→ **Task**:
Report, word for word, every line of the material that contains "https".

┌────────

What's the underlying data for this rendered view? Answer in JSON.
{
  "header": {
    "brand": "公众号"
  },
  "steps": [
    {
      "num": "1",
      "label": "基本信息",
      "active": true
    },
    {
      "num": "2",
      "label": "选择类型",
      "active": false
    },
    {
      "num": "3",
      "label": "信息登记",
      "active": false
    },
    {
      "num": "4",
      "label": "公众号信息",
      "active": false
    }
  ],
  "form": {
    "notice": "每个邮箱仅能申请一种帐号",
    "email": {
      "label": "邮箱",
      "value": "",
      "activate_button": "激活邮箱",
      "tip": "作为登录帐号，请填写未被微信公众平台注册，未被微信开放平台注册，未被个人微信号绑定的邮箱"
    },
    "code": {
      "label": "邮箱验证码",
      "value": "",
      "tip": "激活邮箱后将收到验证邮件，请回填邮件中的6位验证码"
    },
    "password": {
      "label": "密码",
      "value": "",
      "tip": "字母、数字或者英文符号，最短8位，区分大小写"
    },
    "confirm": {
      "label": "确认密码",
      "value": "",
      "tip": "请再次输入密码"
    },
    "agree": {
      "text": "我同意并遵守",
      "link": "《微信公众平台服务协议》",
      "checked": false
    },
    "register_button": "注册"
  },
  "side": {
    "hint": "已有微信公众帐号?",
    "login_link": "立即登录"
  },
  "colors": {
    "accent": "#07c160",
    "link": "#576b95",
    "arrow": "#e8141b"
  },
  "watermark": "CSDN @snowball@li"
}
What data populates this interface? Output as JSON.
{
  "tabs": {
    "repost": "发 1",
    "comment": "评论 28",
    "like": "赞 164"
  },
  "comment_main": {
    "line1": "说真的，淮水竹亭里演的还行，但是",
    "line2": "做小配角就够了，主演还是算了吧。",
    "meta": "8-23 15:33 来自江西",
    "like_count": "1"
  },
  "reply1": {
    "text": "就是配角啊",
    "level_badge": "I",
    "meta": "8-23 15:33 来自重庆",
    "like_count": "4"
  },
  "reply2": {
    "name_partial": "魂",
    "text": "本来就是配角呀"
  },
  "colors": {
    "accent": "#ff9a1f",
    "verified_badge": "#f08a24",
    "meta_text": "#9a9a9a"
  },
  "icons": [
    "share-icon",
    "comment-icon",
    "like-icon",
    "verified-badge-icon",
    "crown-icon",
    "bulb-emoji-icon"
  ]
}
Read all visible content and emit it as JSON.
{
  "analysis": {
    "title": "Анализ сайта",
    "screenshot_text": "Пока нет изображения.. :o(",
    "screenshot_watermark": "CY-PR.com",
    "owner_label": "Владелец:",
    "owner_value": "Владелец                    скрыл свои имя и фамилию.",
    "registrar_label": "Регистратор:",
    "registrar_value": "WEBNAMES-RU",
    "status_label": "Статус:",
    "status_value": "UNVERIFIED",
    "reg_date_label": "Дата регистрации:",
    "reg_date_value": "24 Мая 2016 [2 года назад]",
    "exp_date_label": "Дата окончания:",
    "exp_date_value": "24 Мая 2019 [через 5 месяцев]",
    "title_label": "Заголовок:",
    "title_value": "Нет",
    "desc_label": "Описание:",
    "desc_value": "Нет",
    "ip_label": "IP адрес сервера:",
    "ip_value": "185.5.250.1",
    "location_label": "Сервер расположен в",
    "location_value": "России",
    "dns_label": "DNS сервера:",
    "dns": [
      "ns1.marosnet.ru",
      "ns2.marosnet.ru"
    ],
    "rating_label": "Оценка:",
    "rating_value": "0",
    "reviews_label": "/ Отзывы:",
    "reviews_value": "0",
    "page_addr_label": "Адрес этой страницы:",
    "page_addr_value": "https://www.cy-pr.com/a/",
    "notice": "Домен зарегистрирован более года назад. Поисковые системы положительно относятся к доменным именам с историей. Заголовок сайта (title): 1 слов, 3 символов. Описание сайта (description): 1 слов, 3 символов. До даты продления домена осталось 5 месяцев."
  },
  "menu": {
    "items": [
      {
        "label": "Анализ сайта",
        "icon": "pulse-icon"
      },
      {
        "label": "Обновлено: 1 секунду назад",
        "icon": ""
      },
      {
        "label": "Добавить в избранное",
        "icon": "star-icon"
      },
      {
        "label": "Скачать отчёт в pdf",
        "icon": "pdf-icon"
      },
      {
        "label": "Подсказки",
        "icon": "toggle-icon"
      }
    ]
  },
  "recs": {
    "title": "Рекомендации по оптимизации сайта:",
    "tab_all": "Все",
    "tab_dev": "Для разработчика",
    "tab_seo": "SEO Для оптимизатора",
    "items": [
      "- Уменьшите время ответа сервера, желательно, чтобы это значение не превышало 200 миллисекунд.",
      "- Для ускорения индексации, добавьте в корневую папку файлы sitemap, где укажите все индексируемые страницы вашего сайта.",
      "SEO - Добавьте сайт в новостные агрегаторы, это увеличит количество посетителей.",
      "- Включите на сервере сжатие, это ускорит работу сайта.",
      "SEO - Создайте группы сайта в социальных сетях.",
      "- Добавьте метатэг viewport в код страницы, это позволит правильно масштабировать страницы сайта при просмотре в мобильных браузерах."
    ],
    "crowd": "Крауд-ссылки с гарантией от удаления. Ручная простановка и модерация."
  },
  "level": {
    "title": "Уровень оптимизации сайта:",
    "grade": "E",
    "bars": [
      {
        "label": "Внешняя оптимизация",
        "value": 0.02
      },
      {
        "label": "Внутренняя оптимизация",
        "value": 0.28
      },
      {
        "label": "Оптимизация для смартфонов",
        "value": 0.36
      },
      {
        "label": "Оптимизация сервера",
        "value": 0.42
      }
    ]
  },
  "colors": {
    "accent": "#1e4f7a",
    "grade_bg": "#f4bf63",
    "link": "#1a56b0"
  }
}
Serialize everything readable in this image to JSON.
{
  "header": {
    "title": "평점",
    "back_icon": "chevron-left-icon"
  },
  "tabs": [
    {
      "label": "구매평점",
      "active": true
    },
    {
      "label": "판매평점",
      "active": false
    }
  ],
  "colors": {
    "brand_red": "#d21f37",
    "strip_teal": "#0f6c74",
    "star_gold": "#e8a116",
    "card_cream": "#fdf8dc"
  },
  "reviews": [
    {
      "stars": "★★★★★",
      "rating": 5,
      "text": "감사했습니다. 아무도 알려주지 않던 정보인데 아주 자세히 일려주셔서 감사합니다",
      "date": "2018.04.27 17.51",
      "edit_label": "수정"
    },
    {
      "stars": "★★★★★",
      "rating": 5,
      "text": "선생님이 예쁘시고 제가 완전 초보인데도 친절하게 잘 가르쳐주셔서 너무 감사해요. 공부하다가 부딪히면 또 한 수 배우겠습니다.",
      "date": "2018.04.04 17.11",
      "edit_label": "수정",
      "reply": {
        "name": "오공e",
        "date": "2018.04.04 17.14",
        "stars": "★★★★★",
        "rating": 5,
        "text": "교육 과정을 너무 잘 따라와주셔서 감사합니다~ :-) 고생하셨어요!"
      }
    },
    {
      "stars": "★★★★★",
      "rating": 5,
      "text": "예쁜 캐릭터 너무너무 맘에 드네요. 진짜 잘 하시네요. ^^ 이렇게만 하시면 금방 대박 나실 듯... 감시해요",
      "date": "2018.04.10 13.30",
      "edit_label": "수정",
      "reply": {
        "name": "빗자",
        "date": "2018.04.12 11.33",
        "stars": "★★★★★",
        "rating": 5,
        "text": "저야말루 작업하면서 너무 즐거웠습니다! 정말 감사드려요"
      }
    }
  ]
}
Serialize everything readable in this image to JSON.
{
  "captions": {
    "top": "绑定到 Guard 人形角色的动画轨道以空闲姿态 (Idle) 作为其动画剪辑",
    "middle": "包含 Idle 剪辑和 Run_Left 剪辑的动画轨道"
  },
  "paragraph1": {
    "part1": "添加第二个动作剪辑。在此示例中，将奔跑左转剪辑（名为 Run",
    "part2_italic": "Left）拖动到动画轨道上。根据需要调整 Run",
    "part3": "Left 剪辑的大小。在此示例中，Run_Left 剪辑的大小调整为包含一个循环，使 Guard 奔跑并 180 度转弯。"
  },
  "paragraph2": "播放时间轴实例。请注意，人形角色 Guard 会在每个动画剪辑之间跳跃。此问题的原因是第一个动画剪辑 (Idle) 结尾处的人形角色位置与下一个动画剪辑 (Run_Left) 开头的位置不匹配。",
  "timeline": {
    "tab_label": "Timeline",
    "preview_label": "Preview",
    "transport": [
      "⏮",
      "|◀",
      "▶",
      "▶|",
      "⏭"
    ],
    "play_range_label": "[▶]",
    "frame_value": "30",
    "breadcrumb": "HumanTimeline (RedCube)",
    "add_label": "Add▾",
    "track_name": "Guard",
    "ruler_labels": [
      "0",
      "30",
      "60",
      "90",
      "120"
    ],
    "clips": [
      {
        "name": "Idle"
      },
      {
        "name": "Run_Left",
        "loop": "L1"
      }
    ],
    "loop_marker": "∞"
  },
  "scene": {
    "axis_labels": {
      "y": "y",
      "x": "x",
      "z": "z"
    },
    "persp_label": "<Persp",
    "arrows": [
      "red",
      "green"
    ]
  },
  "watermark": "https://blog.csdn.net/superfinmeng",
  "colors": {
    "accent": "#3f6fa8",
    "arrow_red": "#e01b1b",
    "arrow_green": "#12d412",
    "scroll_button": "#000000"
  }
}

└────────

→ **Response**:
    "page_addr_value": "https://www.cy-pr.com/a/",
  "watermark": "https://blog.csdn.net/superfinmeng",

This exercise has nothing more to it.